**Goal:**
Show, in full, each line of the data that contains "NADPH".

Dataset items
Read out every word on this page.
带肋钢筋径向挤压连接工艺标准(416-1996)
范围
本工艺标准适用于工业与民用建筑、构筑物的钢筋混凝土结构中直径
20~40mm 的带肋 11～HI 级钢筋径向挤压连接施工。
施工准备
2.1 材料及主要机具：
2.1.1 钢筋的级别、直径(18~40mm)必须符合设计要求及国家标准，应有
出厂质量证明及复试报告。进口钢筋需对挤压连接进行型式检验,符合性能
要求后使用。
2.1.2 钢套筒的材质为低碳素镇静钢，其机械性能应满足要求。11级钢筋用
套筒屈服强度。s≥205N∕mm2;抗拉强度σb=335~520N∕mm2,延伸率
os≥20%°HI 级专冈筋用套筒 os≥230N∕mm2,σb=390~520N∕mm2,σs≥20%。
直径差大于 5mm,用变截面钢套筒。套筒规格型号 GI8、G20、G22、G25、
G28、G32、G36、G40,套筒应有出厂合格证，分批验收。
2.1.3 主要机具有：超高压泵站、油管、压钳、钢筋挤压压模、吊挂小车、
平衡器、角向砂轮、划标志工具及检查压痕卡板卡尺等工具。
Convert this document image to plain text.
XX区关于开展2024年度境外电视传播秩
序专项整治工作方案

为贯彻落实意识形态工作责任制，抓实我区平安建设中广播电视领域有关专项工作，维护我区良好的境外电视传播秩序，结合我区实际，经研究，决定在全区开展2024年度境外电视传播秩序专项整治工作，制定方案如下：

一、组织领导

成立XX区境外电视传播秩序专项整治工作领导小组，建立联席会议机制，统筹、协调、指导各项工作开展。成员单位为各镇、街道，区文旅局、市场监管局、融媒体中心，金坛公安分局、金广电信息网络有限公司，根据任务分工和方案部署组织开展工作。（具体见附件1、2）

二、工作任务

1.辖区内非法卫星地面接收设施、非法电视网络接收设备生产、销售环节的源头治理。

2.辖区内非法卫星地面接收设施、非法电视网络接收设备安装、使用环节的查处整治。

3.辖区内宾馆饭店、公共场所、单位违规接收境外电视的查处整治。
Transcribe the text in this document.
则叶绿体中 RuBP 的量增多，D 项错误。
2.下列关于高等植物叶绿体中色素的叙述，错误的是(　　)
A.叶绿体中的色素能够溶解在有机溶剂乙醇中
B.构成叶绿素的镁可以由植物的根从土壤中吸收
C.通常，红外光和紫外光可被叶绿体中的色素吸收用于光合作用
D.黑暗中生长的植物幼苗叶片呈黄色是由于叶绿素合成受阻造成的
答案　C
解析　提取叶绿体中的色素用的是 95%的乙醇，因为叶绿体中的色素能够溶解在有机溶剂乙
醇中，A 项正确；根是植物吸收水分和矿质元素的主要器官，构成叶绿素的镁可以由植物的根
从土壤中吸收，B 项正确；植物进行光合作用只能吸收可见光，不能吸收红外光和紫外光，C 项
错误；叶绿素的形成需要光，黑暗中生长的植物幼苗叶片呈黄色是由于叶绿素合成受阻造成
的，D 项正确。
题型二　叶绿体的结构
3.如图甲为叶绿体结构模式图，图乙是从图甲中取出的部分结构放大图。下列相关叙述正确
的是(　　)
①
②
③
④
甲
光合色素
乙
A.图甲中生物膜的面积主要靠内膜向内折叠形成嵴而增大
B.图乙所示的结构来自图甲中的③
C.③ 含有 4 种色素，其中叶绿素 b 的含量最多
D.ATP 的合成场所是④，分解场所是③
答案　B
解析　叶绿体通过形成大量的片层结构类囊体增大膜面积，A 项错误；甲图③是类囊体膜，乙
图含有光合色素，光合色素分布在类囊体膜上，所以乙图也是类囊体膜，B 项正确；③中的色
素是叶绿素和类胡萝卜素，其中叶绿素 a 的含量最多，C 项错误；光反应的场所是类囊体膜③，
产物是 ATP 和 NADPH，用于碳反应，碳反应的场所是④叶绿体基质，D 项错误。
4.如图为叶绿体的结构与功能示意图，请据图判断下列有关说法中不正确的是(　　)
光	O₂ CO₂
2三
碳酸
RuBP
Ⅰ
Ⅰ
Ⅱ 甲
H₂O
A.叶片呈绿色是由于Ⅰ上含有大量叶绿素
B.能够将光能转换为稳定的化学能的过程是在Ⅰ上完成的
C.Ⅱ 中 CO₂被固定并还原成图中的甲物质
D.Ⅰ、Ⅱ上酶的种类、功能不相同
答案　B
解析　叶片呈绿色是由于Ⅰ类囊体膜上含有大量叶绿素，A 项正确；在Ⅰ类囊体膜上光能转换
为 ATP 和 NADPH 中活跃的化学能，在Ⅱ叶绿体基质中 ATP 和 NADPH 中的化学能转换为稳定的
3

**Finished task:**
产物是 ATP 和 NADPH，用于碳反应，碳反应的场所是④叶绿体基质，D 项错误。
为 ATP 和 NADPH 中活跃的化学能，在Ⅱ叶绿体基质中 ATP 和 NADPH 中的化学能转换为稳定的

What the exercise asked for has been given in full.